Required task | Provide a single number: the count of lines containing the string "JSON".

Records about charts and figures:
* * * * * * * * *

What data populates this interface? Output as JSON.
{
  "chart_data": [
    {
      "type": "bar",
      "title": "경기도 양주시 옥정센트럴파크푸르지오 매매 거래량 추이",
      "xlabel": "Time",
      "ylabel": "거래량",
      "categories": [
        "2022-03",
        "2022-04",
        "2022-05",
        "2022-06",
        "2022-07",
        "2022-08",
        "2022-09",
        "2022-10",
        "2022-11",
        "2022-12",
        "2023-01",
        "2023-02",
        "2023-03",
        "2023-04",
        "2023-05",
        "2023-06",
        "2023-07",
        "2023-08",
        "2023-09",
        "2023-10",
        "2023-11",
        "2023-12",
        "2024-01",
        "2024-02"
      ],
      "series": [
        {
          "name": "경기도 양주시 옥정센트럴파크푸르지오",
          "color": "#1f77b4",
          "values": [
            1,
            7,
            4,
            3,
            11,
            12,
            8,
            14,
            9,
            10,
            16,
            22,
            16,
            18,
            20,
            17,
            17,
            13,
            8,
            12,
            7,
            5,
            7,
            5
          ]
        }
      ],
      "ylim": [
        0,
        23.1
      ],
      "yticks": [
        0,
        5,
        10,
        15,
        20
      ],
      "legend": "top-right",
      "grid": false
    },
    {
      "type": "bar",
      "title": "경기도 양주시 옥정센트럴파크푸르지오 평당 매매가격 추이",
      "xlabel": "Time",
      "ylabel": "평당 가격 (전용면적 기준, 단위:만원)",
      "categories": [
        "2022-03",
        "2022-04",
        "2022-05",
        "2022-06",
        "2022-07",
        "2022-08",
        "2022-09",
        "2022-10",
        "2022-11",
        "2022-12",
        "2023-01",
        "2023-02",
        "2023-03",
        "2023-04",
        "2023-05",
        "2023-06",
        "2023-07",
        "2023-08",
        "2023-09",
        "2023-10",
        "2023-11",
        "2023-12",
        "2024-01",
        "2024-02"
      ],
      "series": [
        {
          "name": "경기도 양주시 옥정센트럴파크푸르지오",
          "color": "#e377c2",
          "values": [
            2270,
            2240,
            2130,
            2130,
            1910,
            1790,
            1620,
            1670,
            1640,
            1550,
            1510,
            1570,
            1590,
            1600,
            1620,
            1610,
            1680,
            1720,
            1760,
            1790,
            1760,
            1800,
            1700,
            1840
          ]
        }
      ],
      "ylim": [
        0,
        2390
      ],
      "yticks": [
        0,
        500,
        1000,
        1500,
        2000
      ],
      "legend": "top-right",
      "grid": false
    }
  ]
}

* * * * * * * * *

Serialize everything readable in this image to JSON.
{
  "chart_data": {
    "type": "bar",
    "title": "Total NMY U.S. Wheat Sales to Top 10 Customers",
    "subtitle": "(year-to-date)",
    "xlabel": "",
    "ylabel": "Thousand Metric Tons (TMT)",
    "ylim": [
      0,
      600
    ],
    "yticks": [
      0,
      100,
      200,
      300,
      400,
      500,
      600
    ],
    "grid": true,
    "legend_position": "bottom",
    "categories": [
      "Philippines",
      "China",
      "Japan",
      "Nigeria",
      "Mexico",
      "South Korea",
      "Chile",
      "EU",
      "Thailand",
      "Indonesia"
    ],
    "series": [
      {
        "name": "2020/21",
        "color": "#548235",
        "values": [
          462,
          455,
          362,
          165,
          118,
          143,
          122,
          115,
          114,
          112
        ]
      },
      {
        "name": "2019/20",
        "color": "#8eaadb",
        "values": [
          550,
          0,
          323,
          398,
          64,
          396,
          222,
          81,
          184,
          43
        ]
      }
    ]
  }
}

* * * * * * * * *

Finished task | 2